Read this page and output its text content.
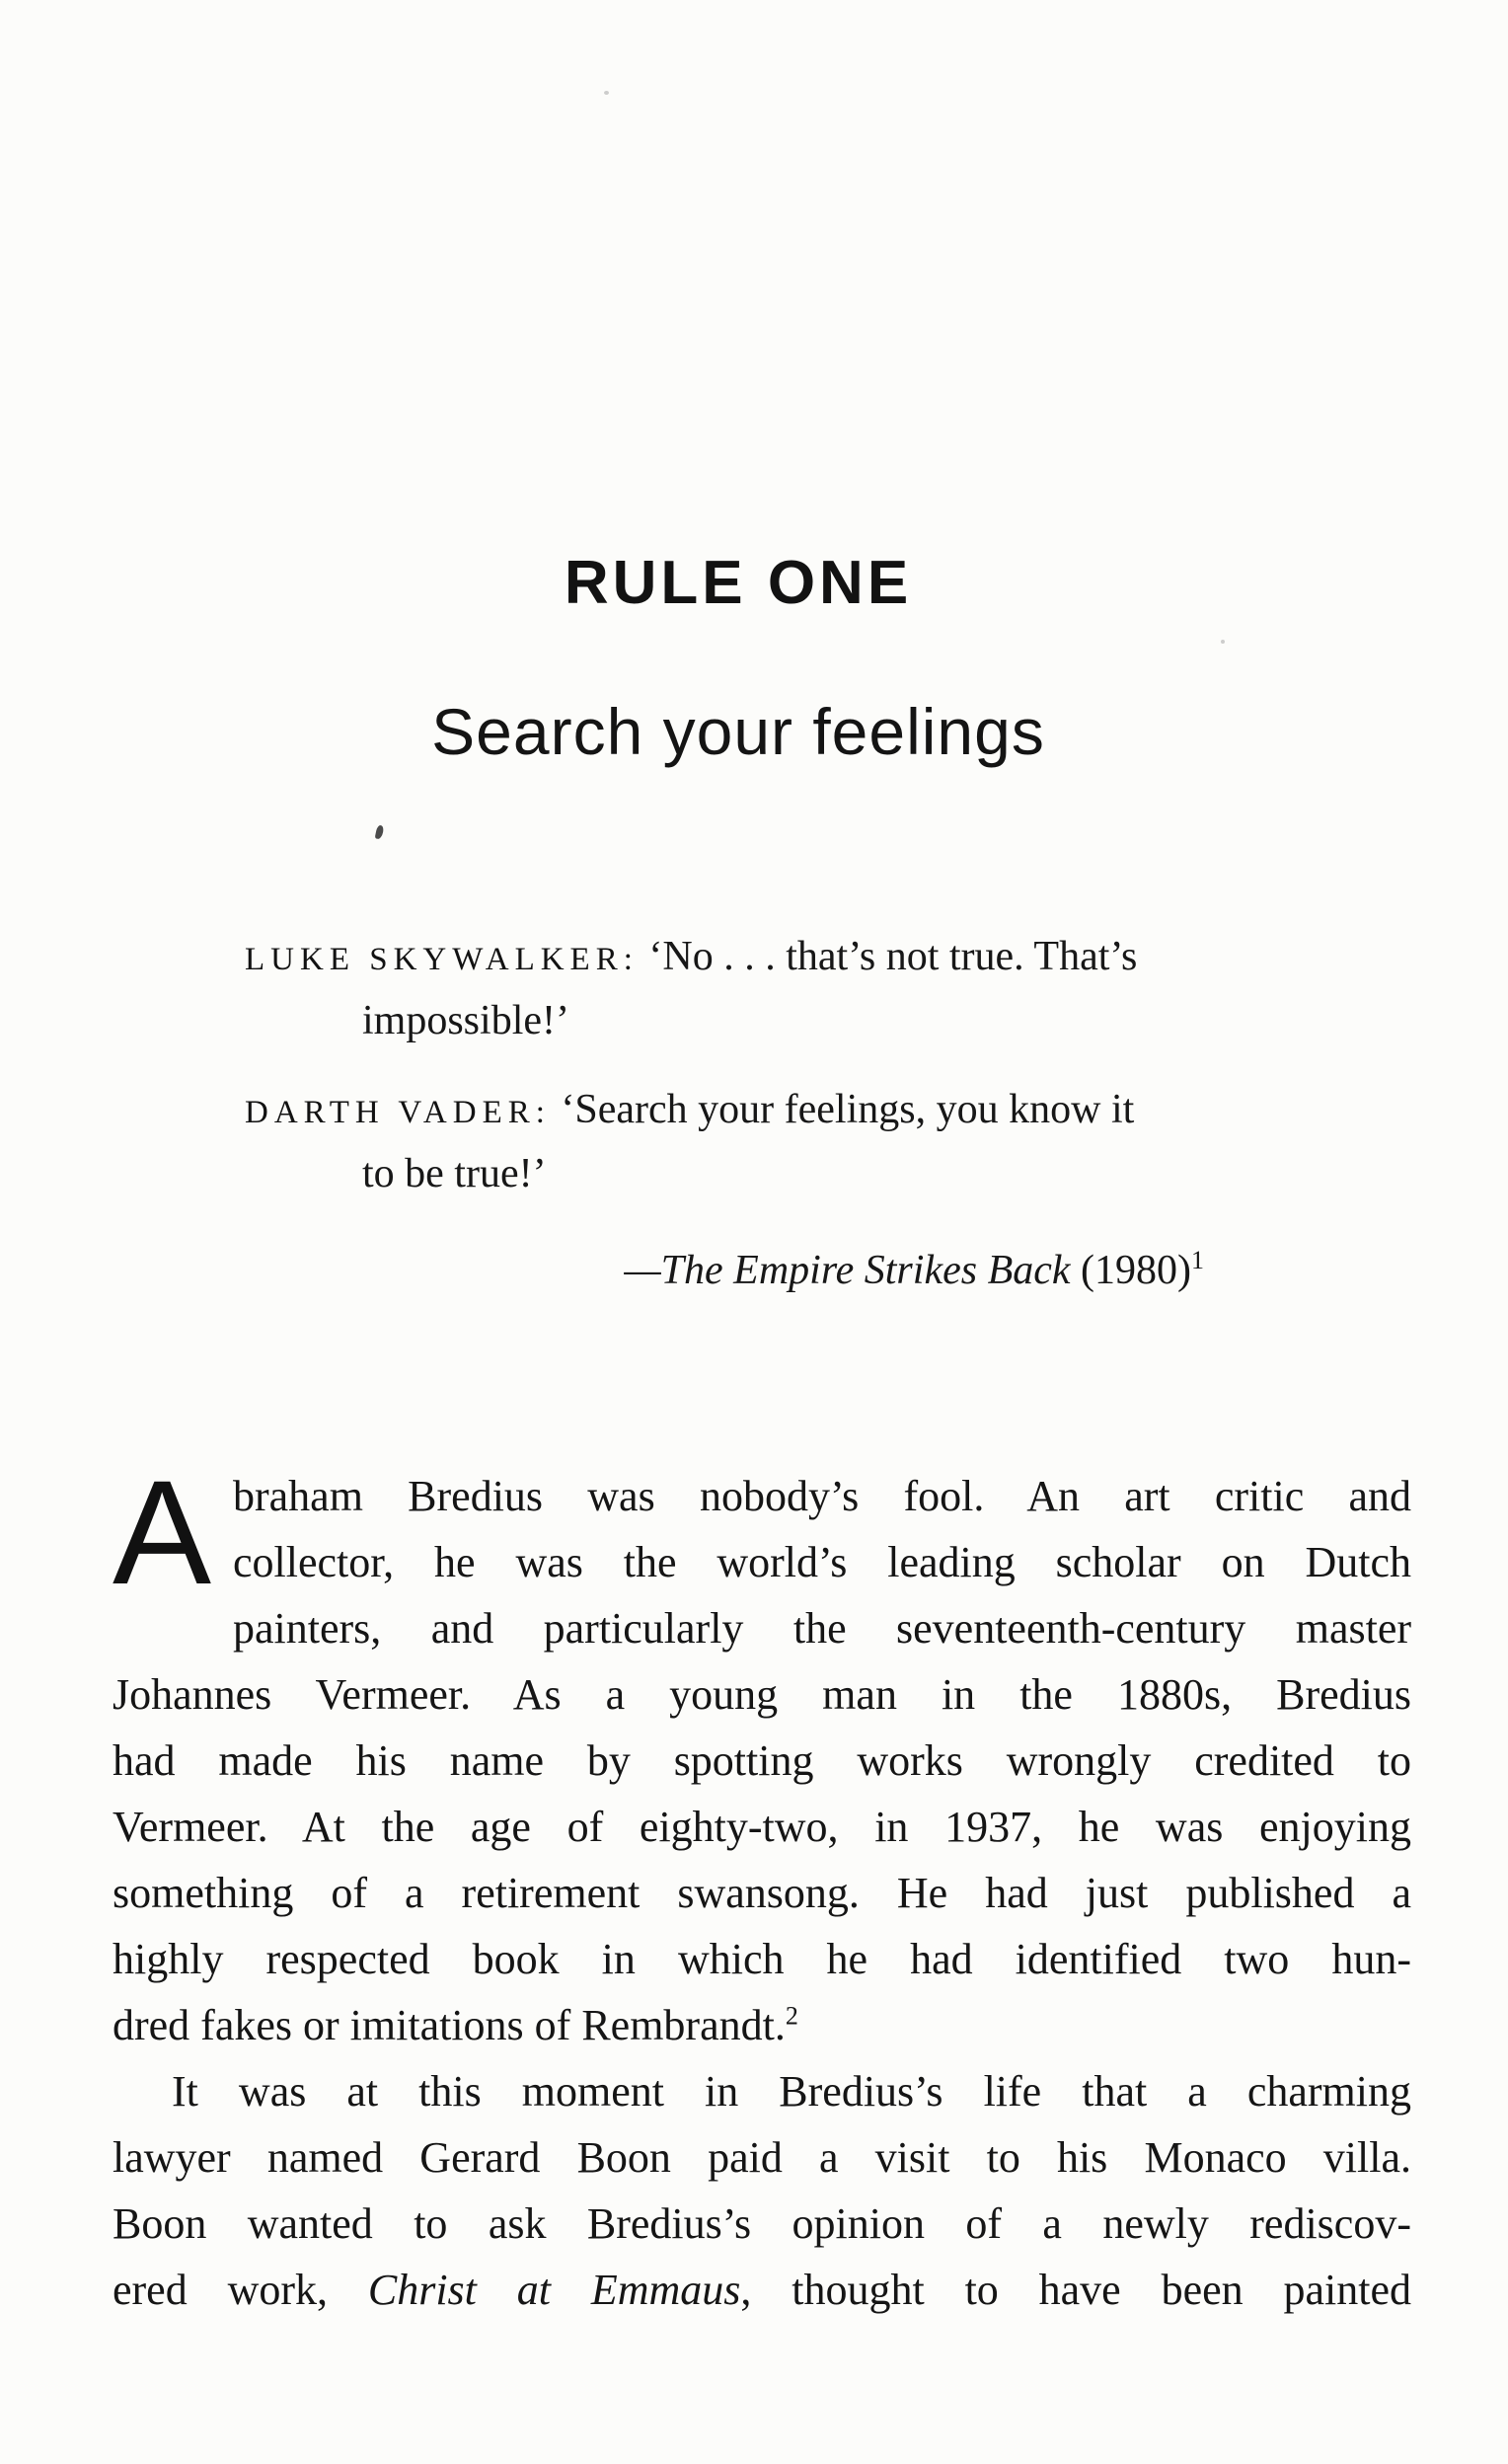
RULE ONE
Search your feelings
LUKE SKYWALKER: ‘No . . . that’s not true. That’s
impossible!’
DARTH VADER: ‘Search your feelings, you know it
to be true!’
—The Empire Strikes Back $(1980)^1$
A braham Bredius was nobody’s fool. An art critic and
collector, he was the world’s leading scholar on Dutch
painters, and particularly the seventeenth-century master
Johannes Vermeer. As a young man in the 1880s, Bredius
had made his name by spotting works wrongly credited to
Vermeer. At the age of eighty-two, in 1937, he was enjoying
something of a retirement swansong. He had just published a
highly respected book in which he had identified two hun-
dred fakes or imitations of Rembrandt.$^2$
It was at this moment in Bredius’s life that a charming
lawyer named Gerard Boon paid a visit to his Monaco villa.
Boon wanted to ask Bredius’s opinion of a newly rediscov-
ered work, Christ at Emmaus, thought to have been painted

** GIVEN REQUEST **
Your task is to list each line of the records with the word "Bredius".

** RESPONSE TO THIS EXERCISE **
A braham Bredius was nobody’s fool. An art critic and
Johannes Vermeer. As a young man in the 1880s, Bredius
It was at this moment in Bredius’s life that a charming
Boon wanted to ask Bredius’s opinion of a newly rediscov-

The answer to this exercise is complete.